Data entries for graphics
════════════════
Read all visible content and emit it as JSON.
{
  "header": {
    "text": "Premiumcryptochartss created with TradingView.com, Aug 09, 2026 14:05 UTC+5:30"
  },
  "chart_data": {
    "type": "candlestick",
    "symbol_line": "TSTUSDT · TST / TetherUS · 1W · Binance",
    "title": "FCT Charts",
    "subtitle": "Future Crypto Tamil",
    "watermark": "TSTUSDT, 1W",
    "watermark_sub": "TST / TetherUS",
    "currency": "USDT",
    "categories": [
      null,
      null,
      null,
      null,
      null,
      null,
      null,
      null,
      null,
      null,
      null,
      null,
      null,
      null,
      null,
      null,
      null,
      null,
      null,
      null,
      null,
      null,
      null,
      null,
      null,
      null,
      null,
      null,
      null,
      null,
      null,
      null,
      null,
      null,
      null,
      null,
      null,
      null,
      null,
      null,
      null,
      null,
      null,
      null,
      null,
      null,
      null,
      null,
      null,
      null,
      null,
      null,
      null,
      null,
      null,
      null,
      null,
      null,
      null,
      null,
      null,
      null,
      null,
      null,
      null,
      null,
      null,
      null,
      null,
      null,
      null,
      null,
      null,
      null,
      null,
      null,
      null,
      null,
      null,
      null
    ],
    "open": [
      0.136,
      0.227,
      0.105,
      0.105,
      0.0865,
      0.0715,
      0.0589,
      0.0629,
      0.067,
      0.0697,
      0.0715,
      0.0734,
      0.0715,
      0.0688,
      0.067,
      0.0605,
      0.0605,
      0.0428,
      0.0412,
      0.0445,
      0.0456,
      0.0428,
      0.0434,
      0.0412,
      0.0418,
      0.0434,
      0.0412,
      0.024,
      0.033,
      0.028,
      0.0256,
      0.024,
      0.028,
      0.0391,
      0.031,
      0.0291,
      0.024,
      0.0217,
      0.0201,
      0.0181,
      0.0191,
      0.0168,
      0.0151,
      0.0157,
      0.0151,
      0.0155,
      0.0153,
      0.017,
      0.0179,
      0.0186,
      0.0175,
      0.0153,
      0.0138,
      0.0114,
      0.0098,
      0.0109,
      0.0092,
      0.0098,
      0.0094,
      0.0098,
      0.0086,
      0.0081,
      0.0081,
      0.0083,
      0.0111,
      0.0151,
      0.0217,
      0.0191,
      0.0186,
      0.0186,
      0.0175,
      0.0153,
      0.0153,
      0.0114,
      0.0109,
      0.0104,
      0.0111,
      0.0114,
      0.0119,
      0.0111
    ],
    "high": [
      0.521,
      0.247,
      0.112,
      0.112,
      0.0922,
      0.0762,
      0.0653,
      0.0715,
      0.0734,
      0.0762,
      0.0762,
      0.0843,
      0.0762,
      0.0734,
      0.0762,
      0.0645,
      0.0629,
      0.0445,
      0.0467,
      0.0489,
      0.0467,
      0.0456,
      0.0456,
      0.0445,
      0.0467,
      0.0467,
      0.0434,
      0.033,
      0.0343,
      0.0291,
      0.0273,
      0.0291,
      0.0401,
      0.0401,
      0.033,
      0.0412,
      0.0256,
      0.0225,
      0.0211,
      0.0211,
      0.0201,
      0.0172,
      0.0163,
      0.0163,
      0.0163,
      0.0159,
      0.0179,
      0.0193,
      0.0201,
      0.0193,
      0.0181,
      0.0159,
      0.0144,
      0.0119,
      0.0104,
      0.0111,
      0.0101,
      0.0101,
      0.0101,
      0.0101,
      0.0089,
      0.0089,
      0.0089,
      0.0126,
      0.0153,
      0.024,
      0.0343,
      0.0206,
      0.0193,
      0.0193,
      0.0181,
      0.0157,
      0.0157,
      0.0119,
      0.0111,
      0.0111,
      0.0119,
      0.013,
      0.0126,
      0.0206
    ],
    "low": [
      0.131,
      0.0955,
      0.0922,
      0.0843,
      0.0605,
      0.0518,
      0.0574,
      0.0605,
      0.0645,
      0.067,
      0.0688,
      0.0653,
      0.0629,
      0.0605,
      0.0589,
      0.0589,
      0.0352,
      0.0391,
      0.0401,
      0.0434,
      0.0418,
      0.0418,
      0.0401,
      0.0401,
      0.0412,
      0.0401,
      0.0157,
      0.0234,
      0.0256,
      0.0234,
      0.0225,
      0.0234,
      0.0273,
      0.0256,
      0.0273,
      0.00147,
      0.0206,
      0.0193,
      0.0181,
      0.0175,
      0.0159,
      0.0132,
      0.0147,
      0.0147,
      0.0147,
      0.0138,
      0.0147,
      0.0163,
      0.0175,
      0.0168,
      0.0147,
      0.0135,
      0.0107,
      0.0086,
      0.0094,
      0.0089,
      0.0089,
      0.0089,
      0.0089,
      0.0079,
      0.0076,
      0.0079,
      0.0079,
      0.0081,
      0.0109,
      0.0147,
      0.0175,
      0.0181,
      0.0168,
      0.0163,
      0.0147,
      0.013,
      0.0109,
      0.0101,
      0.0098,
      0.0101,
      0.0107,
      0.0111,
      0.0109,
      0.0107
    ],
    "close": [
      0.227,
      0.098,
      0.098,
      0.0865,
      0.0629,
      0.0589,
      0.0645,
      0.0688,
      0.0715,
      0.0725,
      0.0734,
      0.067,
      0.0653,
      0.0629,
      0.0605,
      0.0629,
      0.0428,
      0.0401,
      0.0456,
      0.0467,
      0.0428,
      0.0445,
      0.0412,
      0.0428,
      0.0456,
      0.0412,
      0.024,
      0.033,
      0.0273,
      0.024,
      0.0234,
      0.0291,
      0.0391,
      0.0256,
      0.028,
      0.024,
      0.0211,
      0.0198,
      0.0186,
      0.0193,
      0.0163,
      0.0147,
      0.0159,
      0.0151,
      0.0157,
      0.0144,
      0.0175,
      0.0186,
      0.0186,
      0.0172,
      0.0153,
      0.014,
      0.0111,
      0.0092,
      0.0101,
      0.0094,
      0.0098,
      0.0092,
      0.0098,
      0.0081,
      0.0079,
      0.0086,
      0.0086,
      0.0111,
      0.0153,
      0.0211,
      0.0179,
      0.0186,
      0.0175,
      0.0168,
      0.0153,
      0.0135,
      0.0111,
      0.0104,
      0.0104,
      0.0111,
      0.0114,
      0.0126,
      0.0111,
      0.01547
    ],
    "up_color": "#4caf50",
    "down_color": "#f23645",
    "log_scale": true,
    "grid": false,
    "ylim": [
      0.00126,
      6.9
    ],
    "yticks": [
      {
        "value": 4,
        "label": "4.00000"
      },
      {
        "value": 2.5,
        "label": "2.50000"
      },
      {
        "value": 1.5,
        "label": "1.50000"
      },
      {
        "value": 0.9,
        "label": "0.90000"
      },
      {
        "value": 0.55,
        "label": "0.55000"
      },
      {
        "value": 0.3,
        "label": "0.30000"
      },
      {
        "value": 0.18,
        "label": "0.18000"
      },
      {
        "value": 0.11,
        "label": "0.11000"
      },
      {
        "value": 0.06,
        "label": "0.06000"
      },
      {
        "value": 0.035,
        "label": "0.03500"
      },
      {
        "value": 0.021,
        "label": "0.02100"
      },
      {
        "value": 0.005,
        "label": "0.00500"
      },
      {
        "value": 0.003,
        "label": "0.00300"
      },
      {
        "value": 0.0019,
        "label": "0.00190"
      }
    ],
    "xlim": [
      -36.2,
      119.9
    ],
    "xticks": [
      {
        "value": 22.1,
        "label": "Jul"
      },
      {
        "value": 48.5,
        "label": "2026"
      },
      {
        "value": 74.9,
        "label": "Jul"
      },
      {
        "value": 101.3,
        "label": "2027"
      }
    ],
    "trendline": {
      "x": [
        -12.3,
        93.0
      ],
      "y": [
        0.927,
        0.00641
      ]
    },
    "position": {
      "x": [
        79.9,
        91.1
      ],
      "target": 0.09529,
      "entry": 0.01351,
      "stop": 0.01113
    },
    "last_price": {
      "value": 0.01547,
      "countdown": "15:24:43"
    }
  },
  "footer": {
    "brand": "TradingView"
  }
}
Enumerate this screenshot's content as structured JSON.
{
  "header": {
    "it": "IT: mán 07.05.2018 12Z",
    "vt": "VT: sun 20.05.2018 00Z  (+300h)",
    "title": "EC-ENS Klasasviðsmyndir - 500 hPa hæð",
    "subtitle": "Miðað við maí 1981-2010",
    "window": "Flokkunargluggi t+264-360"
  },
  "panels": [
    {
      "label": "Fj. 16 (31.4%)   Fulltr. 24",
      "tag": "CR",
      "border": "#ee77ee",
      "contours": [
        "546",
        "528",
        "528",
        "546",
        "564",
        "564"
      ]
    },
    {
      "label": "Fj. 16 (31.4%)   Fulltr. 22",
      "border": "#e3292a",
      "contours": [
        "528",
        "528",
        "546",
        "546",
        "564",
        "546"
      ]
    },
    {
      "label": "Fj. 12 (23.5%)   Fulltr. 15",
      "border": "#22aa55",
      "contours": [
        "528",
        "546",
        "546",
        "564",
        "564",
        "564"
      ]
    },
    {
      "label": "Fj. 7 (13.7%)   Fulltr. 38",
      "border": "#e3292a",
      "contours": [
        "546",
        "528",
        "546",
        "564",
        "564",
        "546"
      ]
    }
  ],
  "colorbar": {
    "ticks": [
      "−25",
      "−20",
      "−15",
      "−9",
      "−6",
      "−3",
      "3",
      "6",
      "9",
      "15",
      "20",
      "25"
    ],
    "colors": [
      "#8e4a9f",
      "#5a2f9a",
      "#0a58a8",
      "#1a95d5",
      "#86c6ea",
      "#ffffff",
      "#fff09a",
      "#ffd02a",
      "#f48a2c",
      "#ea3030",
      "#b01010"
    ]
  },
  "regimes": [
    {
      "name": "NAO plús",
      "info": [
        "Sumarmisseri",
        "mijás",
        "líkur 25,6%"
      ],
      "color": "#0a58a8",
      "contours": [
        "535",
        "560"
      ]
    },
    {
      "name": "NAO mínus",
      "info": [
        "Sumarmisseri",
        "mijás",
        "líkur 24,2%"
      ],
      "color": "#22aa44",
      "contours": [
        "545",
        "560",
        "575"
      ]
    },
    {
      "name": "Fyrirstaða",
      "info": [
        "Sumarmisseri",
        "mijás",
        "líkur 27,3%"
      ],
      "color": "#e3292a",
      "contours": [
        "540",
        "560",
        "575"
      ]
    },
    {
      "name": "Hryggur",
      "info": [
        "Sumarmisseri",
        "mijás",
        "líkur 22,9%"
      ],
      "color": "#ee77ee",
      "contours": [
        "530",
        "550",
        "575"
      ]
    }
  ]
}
════════════════
*Request*. Identify each line in the records above that contains the word "name", and copy it out in full.

*Complete answer*.
      "name": "NAO plús",
      "name": "NAO mínus",
      "name": "Fyrirstaða",
      "name": "Hryggur",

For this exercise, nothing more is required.